[Dataset rows]
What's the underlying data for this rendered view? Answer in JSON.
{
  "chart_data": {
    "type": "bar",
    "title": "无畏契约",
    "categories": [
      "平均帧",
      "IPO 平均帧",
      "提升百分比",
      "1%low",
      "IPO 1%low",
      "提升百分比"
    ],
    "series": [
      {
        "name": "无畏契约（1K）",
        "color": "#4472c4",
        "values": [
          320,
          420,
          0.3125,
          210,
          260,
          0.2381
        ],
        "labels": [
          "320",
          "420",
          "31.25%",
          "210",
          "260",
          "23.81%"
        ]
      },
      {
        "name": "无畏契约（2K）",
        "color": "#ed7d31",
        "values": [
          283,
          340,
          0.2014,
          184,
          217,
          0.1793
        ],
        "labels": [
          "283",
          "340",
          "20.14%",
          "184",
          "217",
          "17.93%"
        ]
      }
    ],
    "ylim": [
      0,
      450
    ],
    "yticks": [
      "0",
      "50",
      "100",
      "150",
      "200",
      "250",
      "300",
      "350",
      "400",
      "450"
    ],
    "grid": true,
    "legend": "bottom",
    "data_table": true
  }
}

==

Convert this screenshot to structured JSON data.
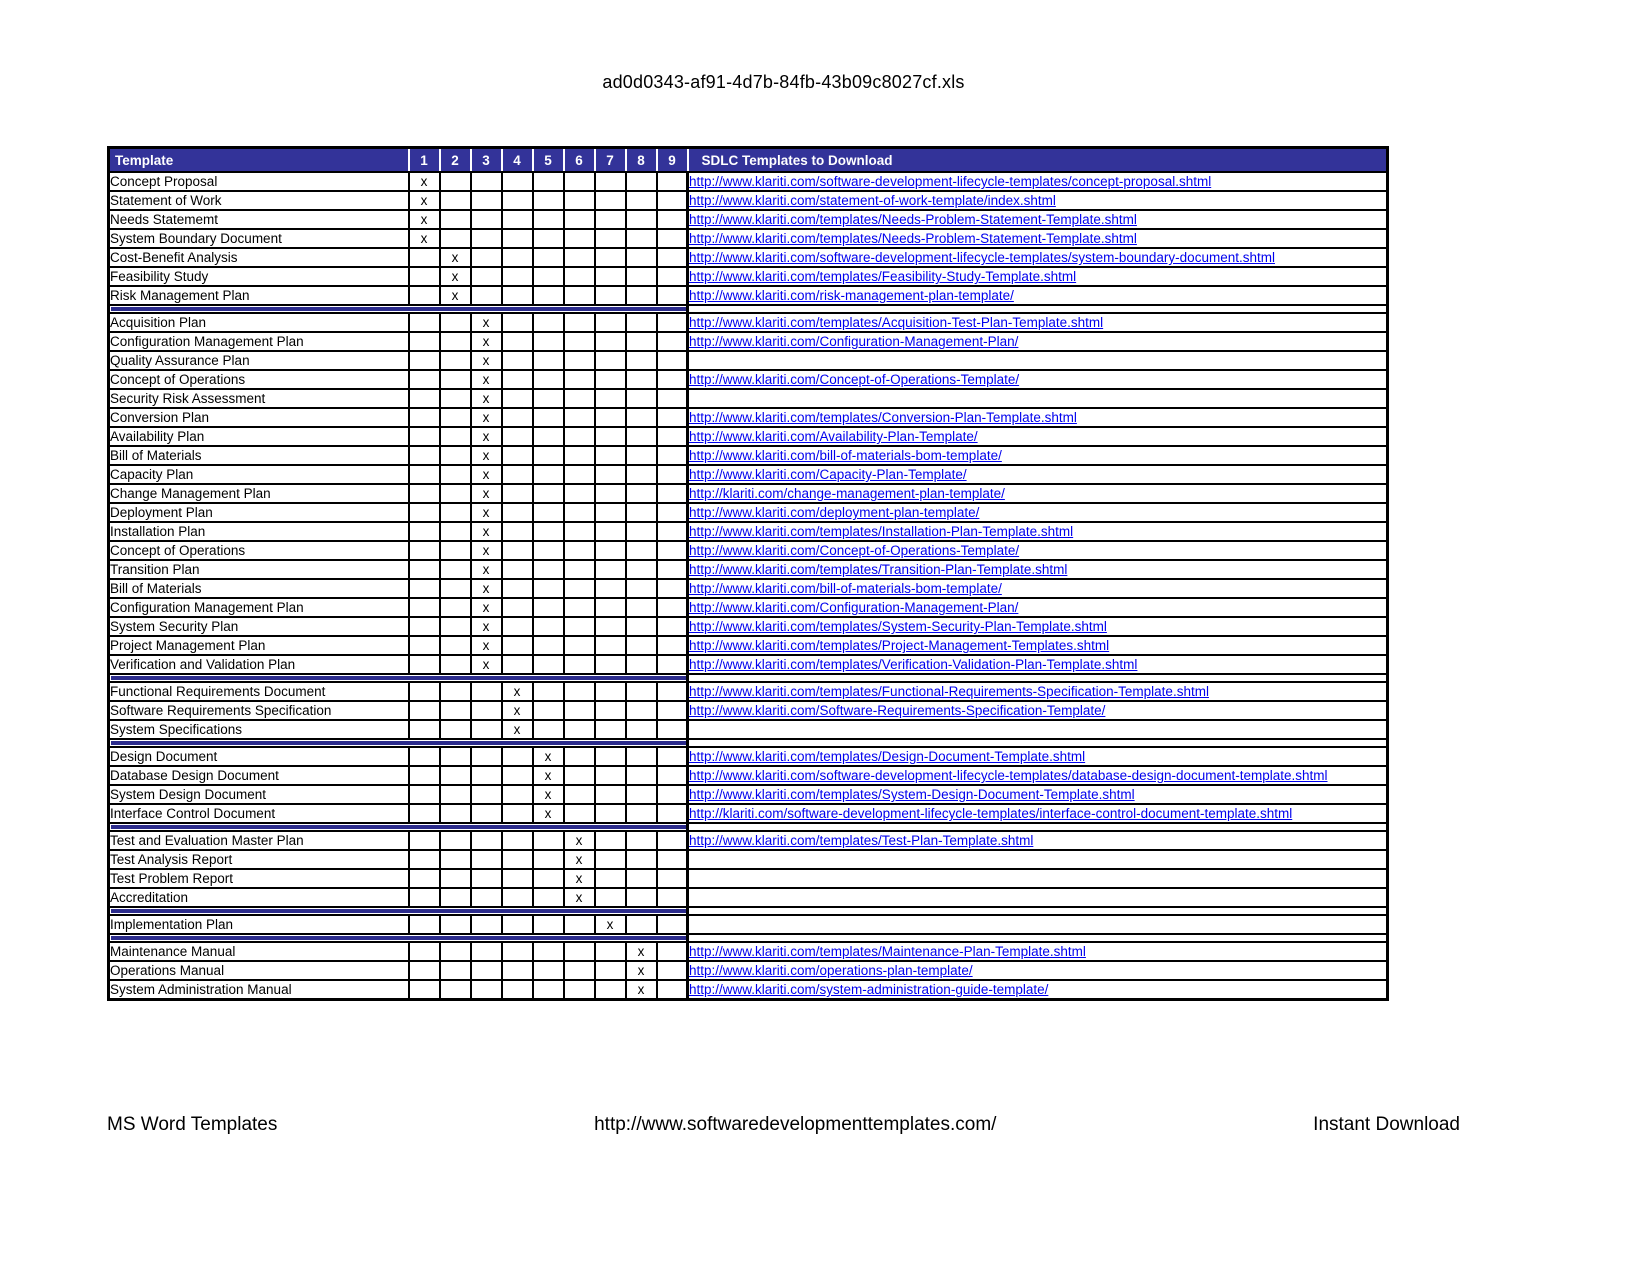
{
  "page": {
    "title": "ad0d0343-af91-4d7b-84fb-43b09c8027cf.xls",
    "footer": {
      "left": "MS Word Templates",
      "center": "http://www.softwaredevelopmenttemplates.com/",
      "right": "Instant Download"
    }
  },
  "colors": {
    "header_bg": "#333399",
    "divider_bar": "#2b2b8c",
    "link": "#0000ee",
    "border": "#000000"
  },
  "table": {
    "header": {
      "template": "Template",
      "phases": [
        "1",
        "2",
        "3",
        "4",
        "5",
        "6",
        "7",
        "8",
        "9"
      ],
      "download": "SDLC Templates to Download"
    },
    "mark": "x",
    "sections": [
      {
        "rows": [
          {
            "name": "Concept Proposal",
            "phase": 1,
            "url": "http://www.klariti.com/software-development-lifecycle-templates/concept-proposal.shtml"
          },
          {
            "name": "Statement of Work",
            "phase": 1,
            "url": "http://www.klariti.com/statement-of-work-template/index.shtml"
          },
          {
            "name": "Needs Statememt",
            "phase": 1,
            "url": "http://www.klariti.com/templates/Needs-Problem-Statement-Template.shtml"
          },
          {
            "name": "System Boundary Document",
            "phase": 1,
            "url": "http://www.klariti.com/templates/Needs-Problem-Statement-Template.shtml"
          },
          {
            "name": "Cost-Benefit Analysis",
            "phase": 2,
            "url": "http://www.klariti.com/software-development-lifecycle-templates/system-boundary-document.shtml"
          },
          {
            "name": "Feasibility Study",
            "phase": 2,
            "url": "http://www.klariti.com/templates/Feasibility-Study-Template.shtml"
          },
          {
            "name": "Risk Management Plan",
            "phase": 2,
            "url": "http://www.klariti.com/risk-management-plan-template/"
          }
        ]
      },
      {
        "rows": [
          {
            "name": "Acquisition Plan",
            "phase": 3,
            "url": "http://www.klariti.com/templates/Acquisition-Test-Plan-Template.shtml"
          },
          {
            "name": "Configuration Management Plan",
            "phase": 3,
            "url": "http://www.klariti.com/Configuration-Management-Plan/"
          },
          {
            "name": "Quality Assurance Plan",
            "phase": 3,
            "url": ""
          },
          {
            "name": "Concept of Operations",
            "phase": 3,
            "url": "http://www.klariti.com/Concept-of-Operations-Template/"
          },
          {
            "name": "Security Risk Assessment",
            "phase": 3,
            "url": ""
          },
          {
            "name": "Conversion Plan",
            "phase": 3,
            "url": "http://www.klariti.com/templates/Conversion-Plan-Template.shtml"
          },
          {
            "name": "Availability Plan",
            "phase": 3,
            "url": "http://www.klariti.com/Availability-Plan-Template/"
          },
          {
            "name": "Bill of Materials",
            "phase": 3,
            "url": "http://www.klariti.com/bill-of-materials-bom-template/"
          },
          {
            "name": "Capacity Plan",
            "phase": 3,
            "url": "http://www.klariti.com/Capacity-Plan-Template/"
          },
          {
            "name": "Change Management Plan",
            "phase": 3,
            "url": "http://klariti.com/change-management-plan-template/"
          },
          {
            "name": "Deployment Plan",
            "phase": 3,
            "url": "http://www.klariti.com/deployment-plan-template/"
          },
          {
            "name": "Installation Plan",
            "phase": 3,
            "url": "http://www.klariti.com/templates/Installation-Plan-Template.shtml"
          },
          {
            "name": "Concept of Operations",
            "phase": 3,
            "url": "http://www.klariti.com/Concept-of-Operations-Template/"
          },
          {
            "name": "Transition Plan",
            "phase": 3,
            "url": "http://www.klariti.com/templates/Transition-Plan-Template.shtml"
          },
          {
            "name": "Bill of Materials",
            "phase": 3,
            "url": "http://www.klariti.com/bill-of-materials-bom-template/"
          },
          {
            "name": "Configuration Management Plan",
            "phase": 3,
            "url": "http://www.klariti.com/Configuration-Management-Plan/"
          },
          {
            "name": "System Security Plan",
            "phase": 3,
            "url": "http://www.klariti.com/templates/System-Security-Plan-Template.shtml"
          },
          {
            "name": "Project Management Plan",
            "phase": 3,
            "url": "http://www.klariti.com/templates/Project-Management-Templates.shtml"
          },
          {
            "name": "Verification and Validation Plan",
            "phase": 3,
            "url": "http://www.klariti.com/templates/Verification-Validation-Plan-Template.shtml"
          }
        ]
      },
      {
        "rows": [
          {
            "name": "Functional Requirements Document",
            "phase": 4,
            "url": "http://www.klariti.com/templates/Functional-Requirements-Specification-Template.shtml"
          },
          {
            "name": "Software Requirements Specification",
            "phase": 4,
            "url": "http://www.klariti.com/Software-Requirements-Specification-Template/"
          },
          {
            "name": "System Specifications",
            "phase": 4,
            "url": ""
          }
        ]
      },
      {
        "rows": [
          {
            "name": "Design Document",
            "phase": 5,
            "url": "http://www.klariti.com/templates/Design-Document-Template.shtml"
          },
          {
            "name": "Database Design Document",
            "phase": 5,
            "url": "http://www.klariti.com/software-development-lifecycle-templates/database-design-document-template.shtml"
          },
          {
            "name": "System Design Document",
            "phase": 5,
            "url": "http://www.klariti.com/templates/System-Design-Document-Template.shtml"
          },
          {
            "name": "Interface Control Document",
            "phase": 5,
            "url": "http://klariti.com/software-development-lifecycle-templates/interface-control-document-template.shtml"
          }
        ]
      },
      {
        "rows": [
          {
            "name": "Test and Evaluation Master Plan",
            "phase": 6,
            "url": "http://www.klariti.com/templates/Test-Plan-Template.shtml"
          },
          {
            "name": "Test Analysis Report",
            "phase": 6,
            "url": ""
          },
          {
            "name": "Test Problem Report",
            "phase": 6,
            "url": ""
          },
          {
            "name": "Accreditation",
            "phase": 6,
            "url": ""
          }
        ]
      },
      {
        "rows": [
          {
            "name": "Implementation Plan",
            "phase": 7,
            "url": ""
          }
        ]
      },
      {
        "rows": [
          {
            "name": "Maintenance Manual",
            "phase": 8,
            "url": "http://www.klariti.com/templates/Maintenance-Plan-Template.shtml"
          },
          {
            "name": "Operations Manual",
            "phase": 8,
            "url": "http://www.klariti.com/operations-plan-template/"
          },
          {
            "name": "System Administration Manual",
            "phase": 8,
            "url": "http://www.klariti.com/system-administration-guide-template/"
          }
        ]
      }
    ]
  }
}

SET TASK:
Read the entries and show each line that mentions "Study".

TASK SOLUTION:
            "name": "Feasibility Study",
            "url": "http://www.klariti.com/templates/Feasibility-Study-Template.shtml"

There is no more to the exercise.